▶ _TASK OBJECTIVE_
Repeat each entry in full, exactly.

Records that describe figures

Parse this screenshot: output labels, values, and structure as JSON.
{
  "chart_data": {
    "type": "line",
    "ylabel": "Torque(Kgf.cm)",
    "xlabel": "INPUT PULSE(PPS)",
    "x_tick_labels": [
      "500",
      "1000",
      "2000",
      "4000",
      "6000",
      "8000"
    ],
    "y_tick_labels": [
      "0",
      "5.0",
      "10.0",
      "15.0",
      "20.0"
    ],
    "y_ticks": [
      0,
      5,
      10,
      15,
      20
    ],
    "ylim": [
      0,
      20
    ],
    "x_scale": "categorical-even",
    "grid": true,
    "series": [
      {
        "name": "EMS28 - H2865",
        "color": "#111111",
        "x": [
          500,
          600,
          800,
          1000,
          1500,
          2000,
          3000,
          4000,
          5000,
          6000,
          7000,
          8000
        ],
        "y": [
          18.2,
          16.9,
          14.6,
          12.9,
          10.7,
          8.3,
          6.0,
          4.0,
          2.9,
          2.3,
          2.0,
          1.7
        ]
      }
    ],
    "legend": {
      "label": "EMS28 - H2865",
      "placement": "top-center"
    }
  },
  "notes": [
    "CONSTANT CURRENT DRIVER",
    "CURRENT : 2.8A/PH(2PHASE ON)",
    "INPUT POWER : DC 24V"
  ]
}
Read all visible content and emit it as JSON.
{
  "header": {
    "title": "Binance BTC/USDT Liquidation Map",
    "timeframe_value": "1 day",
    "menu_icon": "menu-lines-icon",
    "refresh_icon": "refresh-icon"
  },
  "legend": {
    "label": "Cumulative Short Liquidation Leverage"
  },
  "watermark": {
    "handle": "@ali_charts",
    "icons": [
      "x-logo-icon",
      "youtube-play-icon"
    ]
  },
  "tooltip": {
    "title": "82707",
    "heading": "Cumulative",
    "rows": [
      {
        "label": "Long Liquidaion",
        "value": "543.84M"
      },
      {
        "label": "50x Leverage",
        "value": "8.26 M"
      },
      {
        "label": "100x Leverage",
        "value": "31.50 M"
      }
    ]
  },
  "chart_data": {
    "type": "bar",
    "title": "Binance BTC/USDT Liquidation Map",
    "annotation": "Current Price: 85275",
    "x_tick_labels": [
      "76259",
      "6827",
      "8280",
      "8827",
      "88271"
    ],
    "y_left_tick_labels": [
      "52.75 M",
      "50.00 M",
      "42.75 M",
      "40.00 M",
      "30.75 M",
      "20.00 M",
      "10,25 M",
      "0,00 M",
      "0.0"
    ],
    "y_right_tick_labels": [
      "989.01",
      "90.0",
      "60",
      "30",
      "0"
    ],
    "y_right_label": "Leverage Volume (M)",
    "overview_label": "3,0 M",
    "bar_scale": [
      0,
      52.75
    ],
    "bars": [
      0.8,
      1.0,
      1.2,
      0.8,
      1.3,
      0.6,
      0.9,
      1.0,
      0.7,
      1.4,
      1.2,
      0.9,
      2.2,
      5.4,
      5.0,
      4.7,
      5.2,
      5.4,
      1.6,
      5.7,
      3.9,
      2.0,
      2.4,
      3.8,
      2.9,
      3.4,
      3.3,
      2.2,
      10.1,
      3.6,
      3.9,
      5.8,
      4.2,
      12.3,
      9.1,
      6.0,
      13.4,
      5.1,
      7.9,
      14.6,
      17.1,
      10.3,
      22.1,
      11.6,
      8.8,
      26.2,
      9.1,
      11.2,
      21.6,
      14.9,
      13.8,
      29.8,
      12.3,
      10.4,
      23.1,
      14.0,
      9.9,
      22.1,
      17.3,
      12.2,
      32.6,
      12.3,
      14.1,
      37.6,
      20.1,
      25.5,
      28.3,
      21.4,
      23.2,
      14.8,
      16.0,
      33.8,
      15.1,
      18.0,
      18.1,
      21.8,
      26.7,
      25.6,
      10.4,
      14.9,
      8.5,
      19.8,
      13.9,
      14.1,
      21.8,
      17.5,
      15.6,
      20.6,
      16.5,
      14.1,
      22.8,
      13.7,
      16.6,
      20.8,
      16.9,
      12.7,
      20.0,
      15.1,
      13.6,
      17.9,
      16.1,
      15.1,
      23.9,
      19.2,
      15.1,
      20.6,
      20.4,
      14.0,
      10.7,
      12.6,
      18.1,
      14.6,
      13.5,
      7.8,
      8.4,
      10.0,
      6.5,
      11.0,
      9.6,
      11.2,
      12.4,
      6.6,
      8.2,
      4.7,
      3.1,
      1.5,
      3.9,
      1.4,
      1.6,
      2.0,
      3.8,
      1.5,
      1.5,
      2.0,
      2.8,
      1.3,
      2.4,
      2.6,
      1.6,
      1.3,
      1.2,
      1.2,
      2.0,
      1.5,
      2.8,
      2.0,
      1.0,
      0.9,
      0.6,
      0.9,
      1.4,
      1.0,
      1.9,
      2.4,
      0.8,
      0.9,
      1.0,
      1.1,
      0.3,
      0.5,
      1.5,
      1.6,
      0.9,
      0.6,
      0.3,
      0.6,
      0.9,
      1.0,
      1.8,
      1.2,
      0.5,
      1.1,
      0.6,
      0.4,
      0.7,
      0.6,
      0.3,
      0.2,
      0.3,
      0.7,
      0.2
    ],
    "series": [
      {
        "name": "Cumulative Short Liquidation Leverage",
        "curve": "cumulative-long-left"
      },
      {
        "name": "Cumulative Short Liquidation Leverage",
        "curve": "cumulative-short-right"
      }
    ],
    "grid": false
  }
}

▶ _SOLUTION TO THE PROBLEM_
Parse this screenshot: output labels, values, and structure as JSON.
{
  "chart_data": {
    "type": "line",
    "ylabel": "Torque(Kgf.cm)",
    "xlabel": "INPUT PULSE(PPS)",
    "x_tick_labels": [
      "500",
      "1000",
      "2000",
      "4000",
      "6000",
      "8000"
    ],
    "y_tick_labels": [
      "0",
      "5.0",
      "10.0",
      "15.0",
      "20.0"
    ],
    "y_ticks": [
      0,
      5,
      10,
      15,
      20
    ],
    "ylim": [
      0,
      20
    ],
    "x_scale": "categorical-even",
    "grid": true,
    "series": [
      {
        "name": "EMS28 - H2865",
        "color": "#111111",
        "x": [
          500,
          600,
          800,
          1000,
          1500,
          2000,
          3000,
          4000,
          5000,
          6000,
          7000,
          8000
        ],
        "y": [
          18.2,
          16.9,
          14.6,
          12.9,
          10.7,
          8.3,
          6.0,
          4.0,
          2.9,
          2.3,
          2.0,
          1.7
        ]
      }
    ],
    "legend": {
      "label": "EMS28 - H2865",
      "placement": "top-center"
    }
  },
  "notes": [
    "CONSTANT CURRENT DRIVER",
    "CURRENT : 2.8A/PH(2PHASE ON)",
    "INPUT POWER : DC 24V"
  ]
}
Read all visible content and emit it as JSON.
{
  "header": {
    "title": "Binance BTC/USDT Liquidation Map",
    "timeframe_value": "1 day",
    "menu_icon": "menu-lines-icon",
    "refresh_icon": "refresh-icon"
  },
  "legend": {
    "label": "Cumulative Short Liquidation Leverage"
  },
  "watermark": {
    "handle": "@ali_charts",
    "icons": [
      "x-logo-icon",
      "youtube-play-icon"
    ]
  },
  "tooltip": {
    "title": "82707",
    "heading": "Cumulative",
    "rows": [
      {
        "label": "Long Liquidaion",
        "value": "543.84M"
      },
      {
        "label": "50x Leverage",
        "value": "8.26 M"
      },
      {
        "label": "100x Leverage",
        "value": "31.50 M"
      }
    ]
  },
  "chart_data": {
    "type": "bar",
    "title": "Binance BTC/USDT Liquidation Map",
    "annotation": "Current Price: 85275",
    "x_tick_labels": [
      "76259",
      "6827",
      "8280",
      "8827",
      "88271"
    ],
    "y_left_tick_labels": [
      "52.75 M",
      "50.00 M",
      "42.75 M",
      "40.00 M",
      "30.75 M",
      "20.00 M",
      "10,25 M",
      "0,00 M",
      "0.0"
    ],
    "y_right_tick_labels": [
      "989.01",
      "90.0",
      "60",
      "30",
      "0"
    ],
    "y_right_label": "Leverage Volume (M)",
    "overview_label": "3,0 M",
    "bar_scale": [
      0,
      52.75
    ],
    "bars": [
      0.8,
      1.0,
      1.2,
      0.8,
      1.3,
      0.6,
      0.9,
      1.0,
      0.7,
      1.4,
      1.2,
      0.9,
      2.2,
      5.4,
      5.0,
      4.7,
      5.2,
      5.4,
      1.6,
      5.7,
      3.9,
      2.0,
      2.4,
      3.8,
      2.9,
      3.4,
      3.3,
      2.2,
      10.1,
      3.6,
      3.9,
      5.8,
      4.2,
      12.3,
      9.1,
      6.0,
      13.4,
      5.1,
      7.9,
      14.6,
      17.1,
      10.3,
      22.1,
      11.6,
      8.8,
      26.2,
      9.1,
      11.2,
      21.6,
      14.9,
      13.8,
      29.8,
      12.3,
      10.4,
      23.1,
      14.0,
      9.9,
      22.1,
      17.3,
      12.2,
      32.6,
      12.3,
      14.1,
      37.6,
      20.1,
      25.5,
      28.3,
      21.4,
      23.2,
      14.8,
      16.0,
      33.8,
      15.1,
      18.0,
      18.1,
      21.8,
      26.7,
      25.6,
      10.4,
      14.9,
      8.5,
      19.8,
      13.9,
      14.1,
      21.8,
      17.5,
      15.6,
      20.6,
      16.5,
      14.1,
      22.8,
      13.7,
      16.6,
      20.8,
      16.9,
      12.7,
      20.0,
      15.1,
      13.6,
      17.9,
      16.1,
      15.1,
      23.9,
      19.2,
      15.1,
      20.6,
      20.4,
      14.0,
      10.7,
      12.6,
      18.1,
      14.6,
      13.5,
      7.8,
      8.4,
      10.0,
      6.5,
      11.0,
      9.6,
      11.2,
      12.4,
      6.6,
      8.2,
      4.7,
      3.1,
      1.5,
      3.9,
      1.4,
      1.6,
      2.0,
      3.8,
      1.5,
      1.5,
      2.0,
      2.8,
      1.3,
      2.4,
      2.6,
      1.6,
      1.3,
      1.2,
      1.2,
      2.0,
      1.5,
      2.8,
      2.0,
      1.0,
      0.9,
      0.6,
      0.9,
      1.4,
      1.0,
      1.9,
      2.4,
      0.8,
      0.9,
      1.0,
      1.1,
      0.3,
      0.5,
      1.5,
      1.6,
      0.9,
      0.6,
      0.3,
      0.6,
      0.9,
      1.0,
      1.8,
      1.2,
      0.5,
      1.1,
      0.6,
      0.4,
      0.7,
      0.6,
      0.3,
      0.2,
      0.3,
      0.7,
      0.2
    ],
    "series": [
      {
        "name": "Cumulative Short Liquidation Leverage",
        "curve": "cumulative-long-left"
      },
      {
        "name": "Cumulative Short Liquidation Leverage",
        "curve": "cumulative-short-right"
      }
    ],
    "grid": false
  }
}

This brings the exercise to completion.